Given request
Begin at the line below that contains "What text is on this page?". Repeat it and all remaining lines of the records exactly.

Lines of data
※

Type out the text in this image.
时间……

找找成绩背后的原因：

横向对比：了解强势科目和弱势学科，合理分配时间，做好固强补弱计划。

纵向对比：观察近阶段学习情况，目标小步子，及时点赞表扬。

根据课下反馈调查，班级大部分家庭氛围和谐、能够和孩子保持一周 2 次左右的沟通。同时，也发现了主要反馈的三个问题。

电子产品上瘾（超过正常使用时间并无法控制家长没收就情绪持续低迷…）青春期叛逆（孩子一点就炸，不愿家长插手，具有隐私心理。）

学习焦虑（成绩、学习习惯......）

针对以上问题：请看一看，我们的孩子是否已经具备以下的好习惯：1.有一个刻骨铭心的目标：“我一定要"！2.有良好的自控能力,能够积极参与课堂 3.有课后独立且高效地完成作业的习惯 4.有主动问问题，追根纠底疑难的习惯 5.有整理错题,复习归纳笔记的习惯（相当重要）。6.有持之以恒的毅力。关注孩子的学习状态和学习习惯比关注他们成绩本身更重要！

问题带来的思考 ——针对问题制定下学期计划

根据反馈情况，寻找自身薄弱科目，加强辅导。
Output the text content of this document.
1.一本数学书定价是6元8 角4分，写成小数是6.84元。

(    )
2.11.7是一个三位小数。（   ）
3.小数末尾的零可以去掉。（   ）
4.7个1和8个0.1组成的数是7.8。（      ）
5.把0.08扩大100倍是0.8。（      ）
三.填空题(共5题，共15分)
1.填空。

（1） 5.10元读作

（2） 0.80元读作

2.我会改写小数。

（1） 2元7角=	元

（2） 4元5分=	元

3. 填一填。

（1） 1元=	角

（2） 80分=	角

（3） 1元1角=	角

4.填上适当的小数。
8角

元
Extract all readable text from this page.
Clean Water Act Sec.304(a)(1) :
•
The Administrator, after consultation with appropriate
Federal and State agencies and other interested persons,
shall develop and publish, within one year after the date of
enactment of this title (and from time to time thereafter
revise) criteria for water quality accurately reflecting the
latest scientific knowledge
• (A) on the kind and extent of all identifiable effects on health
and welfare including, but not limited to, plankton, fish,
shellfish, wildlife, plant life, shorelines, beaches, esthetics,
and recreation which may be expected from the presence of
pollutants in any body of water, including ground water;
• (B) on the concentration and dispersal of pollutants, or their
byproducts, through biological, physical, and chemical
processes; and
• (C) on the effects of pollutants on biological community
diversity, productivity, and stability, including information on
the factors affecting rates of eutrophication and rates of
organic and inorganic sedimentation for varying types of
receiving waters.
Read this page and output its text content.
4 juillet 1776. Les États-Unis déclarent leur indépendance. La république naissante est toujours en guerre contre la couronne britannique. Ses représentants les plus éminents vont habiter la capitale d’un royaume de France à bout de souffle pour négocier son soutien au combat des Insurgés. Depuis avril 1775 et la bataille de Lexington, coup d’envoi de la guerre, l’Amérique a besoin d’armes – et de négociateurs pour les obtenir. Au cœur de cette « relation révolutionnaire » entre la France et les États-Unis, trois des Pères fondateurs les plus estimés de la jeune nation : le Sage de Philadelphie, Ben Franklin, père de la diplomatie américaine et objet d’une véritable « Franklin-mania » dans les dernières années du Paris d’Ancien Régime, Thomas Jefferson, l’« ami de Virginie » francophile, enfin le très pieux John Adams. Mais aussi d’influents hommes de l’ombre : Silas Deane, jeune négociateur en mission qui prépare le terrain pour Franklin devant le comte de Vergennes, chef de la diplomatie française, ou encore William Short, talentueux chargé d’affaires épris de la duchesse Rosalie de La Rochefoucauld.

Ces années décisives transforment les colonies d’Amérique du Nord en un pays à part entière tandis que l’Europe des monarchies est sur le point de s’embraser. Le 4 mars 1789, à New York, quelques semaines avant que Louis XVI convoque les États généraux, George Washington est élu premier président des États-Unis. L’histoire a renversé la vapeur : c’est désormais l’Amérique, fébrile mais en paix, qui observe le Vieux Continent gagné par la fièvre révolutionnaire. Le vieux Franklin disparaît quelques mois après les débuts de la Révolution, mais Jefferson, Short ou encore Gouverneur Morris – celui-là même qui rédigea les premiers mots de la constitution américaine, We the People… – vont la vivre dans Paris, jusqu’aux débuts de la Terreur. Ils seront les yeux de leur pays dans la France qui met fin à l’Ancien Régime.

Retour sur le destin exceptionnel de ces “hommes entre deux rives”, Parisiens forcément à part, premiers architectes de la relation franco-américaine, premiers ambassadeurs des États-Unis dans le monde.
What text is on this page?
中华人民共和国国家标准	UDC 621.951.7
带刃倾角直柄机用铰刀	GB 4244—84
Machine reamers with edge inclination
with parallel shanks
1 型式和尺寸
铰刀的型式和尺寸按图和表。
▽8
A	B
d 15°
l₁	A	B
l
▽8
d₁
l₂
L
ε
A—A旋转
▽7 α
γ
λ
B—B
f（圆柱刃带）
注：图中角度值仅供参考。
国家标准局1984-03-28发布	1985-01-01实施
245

※

Solution to this exercise
What text is on this page?
中华人民共和国国家标准	UDC 621.951.7
带刃倾角直柄机用铰刀	GB 4244—84
Machine reamers with edge inclination
with parallel shanks
1 型式和尺寸
铰刀的型式和尺寸按图和表。
▽8
A	B
d 15°
l₁	A	B
l
▽8
d₁
l₂
L
ε
A—A旋转
▽7 α
γ
λ
B—B
f（圆柱刃带）
注：图中角度值仅供参考。
国家标准局1984-03-28发布	1985-01-01实施
245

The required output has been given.